VOTRE TÂCHE.
Redonnez à l'identique toutes les lignes des items ci-dessous, en laissant les images de côté.

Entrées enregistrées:
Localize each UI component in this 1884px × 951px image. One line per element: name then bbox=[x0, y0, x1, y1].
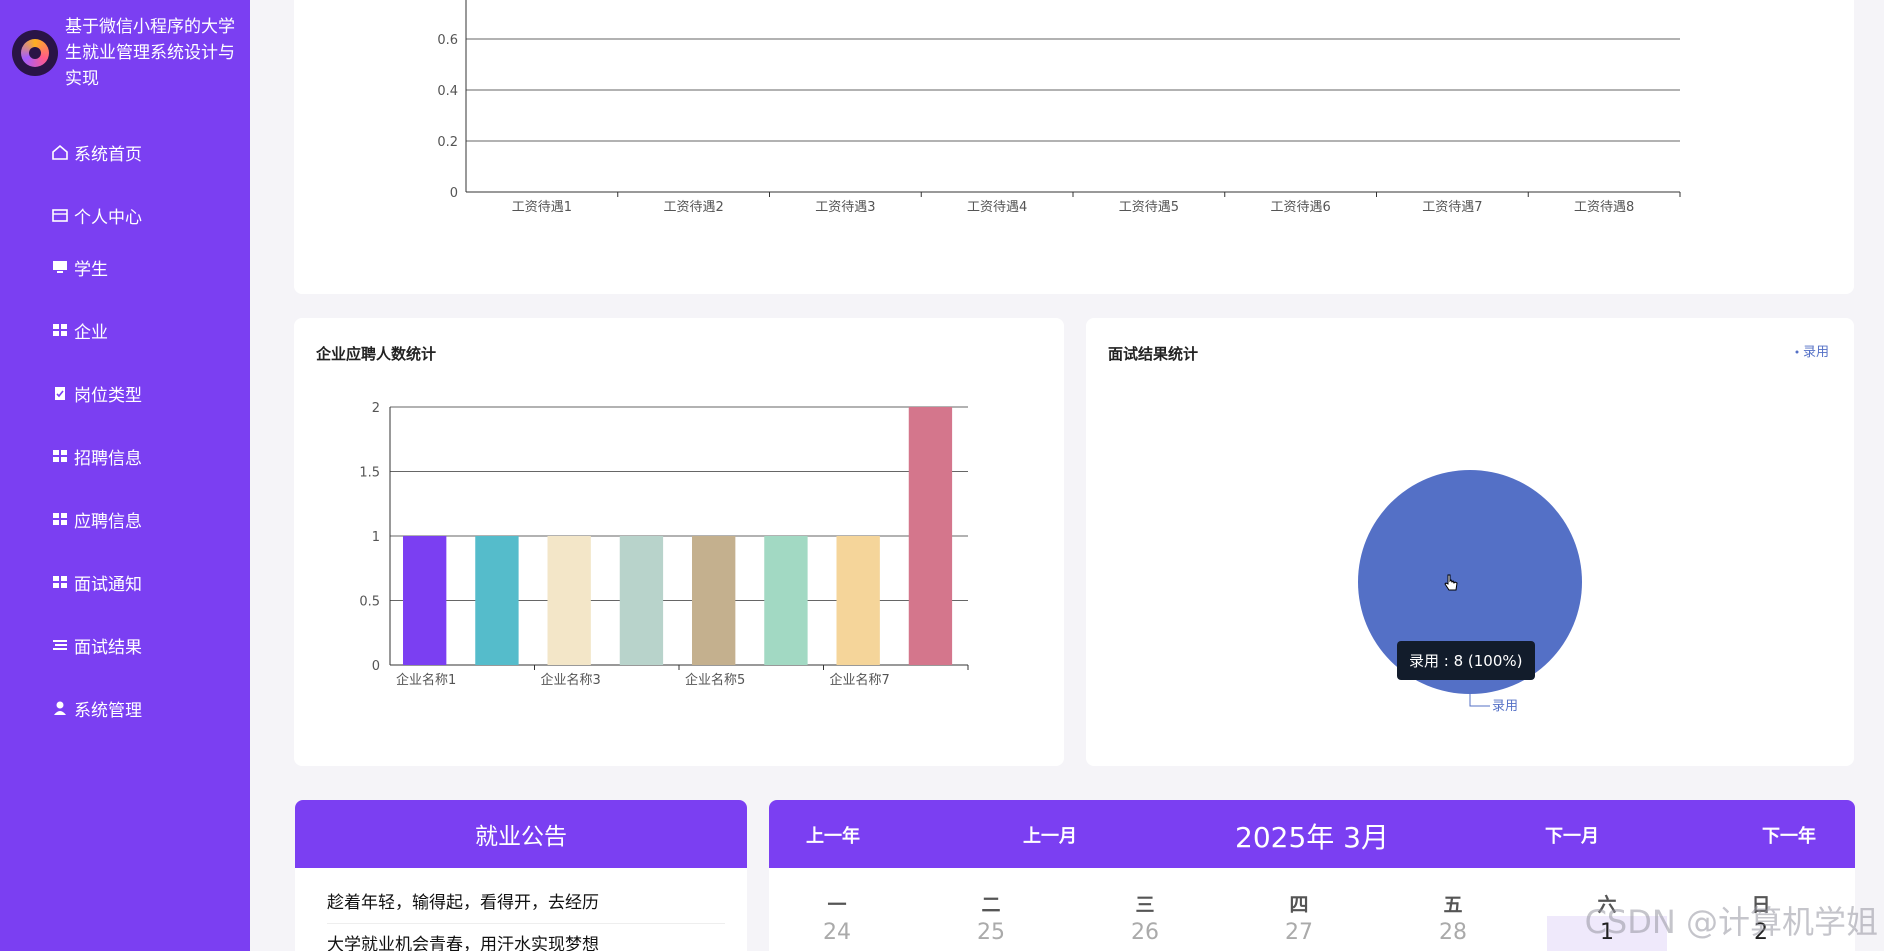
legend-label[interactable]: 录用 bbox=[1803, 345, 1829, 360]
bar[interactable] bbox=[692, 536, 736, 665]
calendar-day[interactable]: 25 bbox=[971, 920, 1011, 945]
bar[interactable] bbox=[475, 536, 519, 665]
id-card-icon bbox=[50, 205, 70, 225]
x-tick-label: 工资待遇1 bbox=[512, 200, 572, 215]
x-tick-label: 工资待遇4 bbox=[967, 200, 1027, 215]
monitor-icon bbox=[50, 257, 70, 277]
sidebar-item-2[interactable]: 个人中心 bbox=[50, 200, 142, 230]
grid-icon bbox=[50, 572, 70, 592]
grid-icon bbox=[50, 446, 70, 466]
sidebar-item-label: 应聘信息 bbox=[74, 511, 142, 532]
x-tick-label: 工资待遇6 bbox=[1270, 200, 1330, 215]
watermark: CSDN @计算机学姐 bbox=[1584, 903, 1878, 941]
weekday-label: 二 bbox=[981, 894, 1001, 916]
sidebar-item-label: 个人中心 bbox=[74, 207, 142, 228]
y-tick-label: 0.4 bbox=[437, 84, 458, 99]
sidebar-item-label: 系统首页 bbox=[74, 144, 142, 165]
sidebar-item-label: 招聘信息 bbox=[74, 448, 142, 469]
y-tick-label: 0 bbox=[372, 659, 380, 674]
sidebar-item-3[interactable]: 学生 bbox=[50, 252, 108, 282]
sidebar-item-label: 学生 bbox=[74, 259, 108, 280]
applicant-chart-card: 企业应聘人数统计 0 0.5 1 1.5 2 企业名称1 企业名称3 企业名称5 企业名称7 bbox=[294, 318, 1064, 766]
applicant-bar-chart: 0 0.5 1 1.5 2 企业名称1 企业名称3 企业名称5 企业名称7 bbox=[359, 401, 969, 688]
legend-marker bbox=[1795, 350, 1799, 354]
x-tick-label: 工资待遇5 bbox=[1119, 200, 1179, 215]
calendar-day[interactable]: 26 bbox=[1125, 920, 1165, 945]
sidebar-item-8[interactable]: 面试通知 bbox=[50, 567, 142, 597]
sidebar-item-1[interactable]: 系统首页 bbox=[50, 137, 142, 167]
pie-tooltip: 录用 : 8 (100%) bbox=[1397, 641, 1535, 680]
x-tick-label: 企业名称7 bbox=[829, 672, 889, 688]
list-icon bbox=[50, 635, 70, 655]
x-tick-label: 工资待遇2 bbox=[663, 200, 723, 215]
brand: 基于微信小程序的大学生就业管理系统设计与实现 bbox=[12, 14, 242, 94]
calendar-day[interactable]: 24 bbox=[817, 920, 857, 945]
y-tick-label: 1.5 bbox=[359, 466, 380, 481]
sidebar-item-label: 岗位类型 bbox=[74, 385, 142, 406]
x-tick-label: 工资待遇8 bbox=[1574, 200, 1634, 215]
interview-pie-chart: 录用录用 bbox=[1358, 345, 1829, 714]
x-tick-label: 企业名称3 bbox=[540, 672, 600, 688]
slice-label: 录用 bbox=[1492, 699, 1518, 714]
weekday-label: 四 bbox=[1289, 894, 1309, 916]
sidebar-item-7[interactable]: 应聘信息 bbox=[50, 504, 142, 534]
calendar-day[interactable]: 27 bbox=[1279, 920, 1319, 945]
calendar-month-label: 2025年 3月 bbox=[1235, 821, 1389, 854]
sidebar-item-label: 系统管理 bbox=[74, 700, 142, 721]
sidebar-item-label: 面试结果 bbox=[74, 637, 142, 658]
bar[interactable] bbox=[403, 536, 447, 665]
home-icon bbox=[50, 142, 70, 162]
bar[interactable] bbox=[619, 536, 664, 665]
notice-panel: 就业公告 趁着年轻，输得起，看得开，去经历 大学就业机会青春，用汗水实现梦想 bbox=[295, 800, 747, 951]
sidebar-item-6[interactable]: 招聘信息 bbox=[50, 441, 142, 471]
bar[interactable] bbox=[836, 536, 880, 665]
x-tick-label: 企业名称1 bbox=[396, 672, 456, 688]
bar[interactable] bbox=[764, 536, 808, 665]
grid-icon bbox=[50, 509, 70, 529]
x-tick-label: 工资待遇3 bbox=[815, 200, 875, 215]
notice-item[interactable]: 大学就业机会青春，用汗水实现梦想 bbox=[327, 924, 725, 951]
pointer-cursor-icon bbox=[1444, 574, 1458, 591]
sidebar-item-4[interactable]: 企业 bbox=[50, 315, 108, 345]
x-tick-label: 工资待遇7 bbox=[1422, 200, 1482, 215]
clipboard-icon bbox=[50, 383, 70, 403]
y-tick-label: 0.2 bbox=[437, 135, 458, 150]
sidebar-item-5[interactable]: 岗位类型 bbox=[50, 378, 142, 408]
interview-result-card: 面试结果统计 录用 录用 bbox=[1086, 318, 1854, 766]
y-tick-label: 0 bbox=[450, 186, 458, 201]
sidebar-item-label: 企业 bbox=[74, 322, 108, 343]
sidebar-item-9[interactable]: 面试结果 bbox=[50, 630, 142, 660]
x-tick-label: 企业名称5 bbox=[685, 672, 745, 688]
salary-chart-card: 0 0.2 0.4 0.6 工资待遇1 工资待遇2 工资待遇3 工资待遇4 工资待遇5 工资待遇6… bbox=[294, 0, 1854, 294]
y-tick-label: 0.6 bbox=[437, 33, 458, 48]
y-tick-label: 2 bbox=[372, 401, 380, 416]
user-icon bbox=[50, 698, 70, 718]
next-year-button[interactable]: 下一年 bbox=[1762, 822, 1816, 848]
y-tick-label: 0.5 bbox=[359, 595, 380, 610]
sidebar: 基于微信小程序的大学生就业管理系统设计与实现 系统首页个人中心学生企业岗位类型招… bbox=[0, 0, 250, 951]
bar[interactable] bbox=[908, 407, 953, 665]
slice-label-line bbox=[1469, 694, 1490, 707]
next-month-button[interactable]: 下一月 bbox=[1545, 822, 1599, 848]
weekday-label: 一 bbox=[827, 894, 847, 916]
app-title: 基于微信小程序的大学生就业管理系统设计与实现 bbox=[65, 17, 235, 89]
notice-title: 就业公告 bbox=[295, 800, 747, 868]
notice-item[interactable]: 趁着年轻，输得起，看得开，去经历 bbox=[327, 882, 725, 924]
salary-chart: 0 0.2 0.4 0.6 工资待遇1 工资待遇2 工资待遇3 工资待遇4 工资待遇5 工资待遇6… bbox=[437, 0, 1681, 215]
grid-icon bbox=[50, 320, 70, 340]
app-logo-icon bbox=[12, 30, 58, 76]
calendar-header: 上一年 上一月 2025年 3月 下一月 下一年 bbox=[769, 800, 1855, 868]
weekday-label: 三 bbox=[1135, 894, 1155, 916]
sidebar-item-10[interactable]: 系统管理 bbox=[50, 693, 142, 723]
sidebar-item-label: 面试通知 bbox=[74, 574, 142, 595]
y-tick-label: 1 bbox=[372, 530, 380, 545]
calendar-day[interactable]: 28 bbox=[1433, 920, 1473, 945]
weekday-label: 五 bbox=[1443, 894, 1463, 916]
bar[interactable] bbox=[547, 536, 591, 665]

RÉSULTAT DE L'EXERCICE.
Localize each UI component in this 1884px × 951px image. One line per element: name then bbox=[x0, y0, x1, y1].
legend-label[interactable]: 录用 bbox=[1803, 345, 1829, 360]
bar[interactable] bbox=[692, 536, 736, 665]
calendar-day[interactable]: 25 bbox=[971, 920, 1011, 945]
bar[interactable] bbox=[475, 536, 519, 665]
id-card-icon bbox=[50, 205, 70, 225]
x-tick-label: 工资待遇1 bbox=[512, 200, 572, 215]
x-tick-label: 工资待遇4 bbox=[967, 200, 1027, 215]
monitor-icon bbox=[50, 257, 70, 277]
sidebar-item-2[interactable]: 个人中心 bbox=[50, 200, 142, 230]
grid-icon bbox=[50, 572, 70, 592]
grid-icon bbox=[50, 446, 70, 466]
sidebar-item-label: 应聘信息 bbox=[74, 511, 142, 532]
x-tick-label: 工资待遇6 bbox=[1270, 200, 1330, 215]
watermark: CSDN @计算机学姐 bbox=[1584, 903, 1878, 941]
weekday-label: 二 bbox=[981, 894, 1001, 916]
sidebar-item-label: 个人中心 bbox=[74, 207, 142, 228]
y-tick-label: 0.4 bbox=[437, 84, 458, 99]
sidebar-item-label: 系统首页 bbox=[74, 144, 142, 165]
sidebar-item-label: 招聘信息 bbox=[74, 448, 142, 469]
y-tick-label: 0 bbox=[372, 659, 380, 674]
sidebar-item-3[interactable]: 学生 bbox=[50, 252, 108, 282]
sidebar-item-label: 学生 bbox=[74, 259, 108, 280]
applicant-chart-card: 企业应聘人数统计 0 0.5 1 1.5 2 企业名称1 企业名称3 企业名称5 企业名称7 bbox=[294, 318, 1064, 766]
applicant-bar-chart: 0 0.5 1 1.5 2 企业名称1 企业名称3 企业名称5 企业名称7 bbox=[359, 401, 969, 688]
legend-marker bbox=[1795, 350, 1799, 354]
x-tick-label: 工资待遇5 bbox=[1119, 200, 1179, 215]
calendar-day[interactable]: 26 bbox=[1125, 920, 1165, 945]
sidebar-item-8[interactable]: 面试通知 bbox=[50, 567, 142, 597]
sidebar-item-1[interactable]: 系统首页 bbox=[50, 137, 142, 167]
pie-tooltip: 录用 : 8 (100%) bbox=[1397, 641, 1535, 680]
x-tick-label: 企业名称7 bbox=[829, 672, 889, 688]
list-icon bbox=[50, 635, 70, 655]
x-tick-label: 工资待遇2 bbox=[663, 200, 723, 215]
brand: 基于微信小程序的大学生就业管理系统设计与实现 bbox=[12, 14, 242, 94]
calendar-day[interactable]: 24 bbox=[817, 920, 857, 945]
y-tick-label: 1.5 bbox=[359, 466, 380, 481]
sidebar-item-label: 岗位类型 bbox=[74, 385, 142, 406]
x-tick-label: 工资待遇8 bbox=[1574, 200, 1634, 215]
interview-pie-chart: 录用录用 bbox=[1358, 345, 1829, 714]
x-tick-label: 企业名称3 bbox=[540, 672, 600, 688]
slice-label: 录用 bbox=[1492, 699, 1518, 714]
weekday-label: 四 bbox=[1289, 894, 1309, 916]
sidebar-item-7[interactable]: 应聘信息 bbox=[50, 504, 142, 534]
calendar-day[interactable]: 27 bbox=[1279, 920, 1319, 945]
calendar-month-label: 2025年 3月 bbox=[1235, 821, 1389, 854]
sidebar-item-label: 系统管理 bbox=[74, 700, 142, 721]
sidebar-item-label: 面试结果 bbox=[74, 637, 142, 658]
bar[interactable] bbox=[403, 536, 447, 665]
home-icon bbox=[50, 142, 70, 162]
bar[interactable] bbox=[619, 536, 664, 665]
notice-panel: 就业公告 趁着年轻，输得起，看得开，去经历 大学就业机会青春，用汗水实现梦想 bbox=[295, 800, 747, 951]
sidebar-item-6[interactable]: 招聘信息 bbox=[50, 441, 142, 471]
bar[interactable] bbox=[836, 536, 880, 665]
x-tick-label: 企业名称1 bbox=[396, 672, 456, 688]
bar[interactable] bbox=[764, 536, 808, 665]
grid-icon bbox=[50, 509, 70, 529]
x-tick-label: 工资待遇3 bbox=[815, 200, 875, 215]
notice-item[interactable]: 大学就业机会青春，用汗水实现梦想 bbox=[327, 924, 725, 951]
pointer-cursor-icon bbox=[1444, 574, 1458, 591]
sidebar-item-4[interactable]: 企业 bbox=[50, 315, 108, 345]
x-tick-label: 工资待遇7 bbox=[1422, 200, 1482, 215]
clipboard-icon bbox=[50, 383, 70, 403]
y-tick-label: 0.2 bbox=[437, 135, 458, 150]
sidebar-item-5[interactable]: 岗位类型 bbox=[50, 378, 142, 408]
interview-result-card: 面试结果统计 录用 录用 bbox=[1086, 318, 1854, 766]
y-tick-label: 0 bbox=[450, 186, 458, 201]
sidebar-item-label: 企业 bbox=[74, 322, 108, 343]
sidebar-item-9[interactable]: 面试结果 bbox=[50, 630, 142, 660]
x-tick-label: 企业名称5 bbox=[685, 672, 745, 688]
salary-chart-card: 0 0.2 0.4 0.6 工资待遇1 工资待遇2 工资待遇3 工资待遇4 工资待遇5 工资待遇6… bbox=[294, 0, 1854, 294]
y-tick-label: 0.6 bbox=[437, 33, 458, 48]
y-tick-label: 2 bbox=[372, 401, 380, 416]
user-icon bbox=[50, 698, 70, 718]
next-year-button[interactable]: 下一年 bbox=[1762, 822, 1816, 848]
y-tick-label: 0.5 bbox=[359, 595, 380, 610]
sidebar: 基于微信小程序的大学生就业管理系统设计与实现 系统首页个人中心学生企业岗位类型招… bbox=[0, 0, 250, 951]
bar[interactable] bbox=[908, 407, 953, 665]
slice-label-line bbox=[1469, 694, 1490, 707]
next-month-button[interactable]: 下一月 bbox=[1545, 822, 1599, 848]
weekday-label: 一 bbox=[827, 894, 847, 916]
app-title: 基于微信小程序的大学生就业管理系统设计与实现 bbox=[65, 17, 235, 89]
notice-title: 就业公告 bbox=[295, 800, 747, 868]
notice-item[interactable]: 趁着年轻，输得起，看得开，去经历 bbox=[327, 882, 725, 924]
salary-chart: 0 0.2 0.4 0.6 工资待遇1 工资待遇2 工资待遇3 工资待遇4 工资待遇5 工资待遇6… bbox=[437, 0, 1681, 215]
grid-icon bbox=[50, 320, 70, 340]
app-logo-icon bbox=[12, 30, 58, 76]
calendar-header: 上一年 上一月 2025年 3月 下一月 下一年 bbox=[769, 800, 1855, 868]
weekday-label: 三 bbox=[1135, 894, 1155, 916]
sidebar-item-10[interactable]: 系统管理 bbox=[50, 693, 142, 723]
sidebar-item-label: 面试通知 bbox=[74, 574, 142, 595]
y-tick-label: 1 bbox=[372, 530, 380, 545]
calendar-day[interactable]: 28 bbox=[1433, 920, 1473, 945]
weekday-label: 五 bbox=[1443, 894, 1463, 916]
bar[interactable] bbox=[547, 536, 591, 665]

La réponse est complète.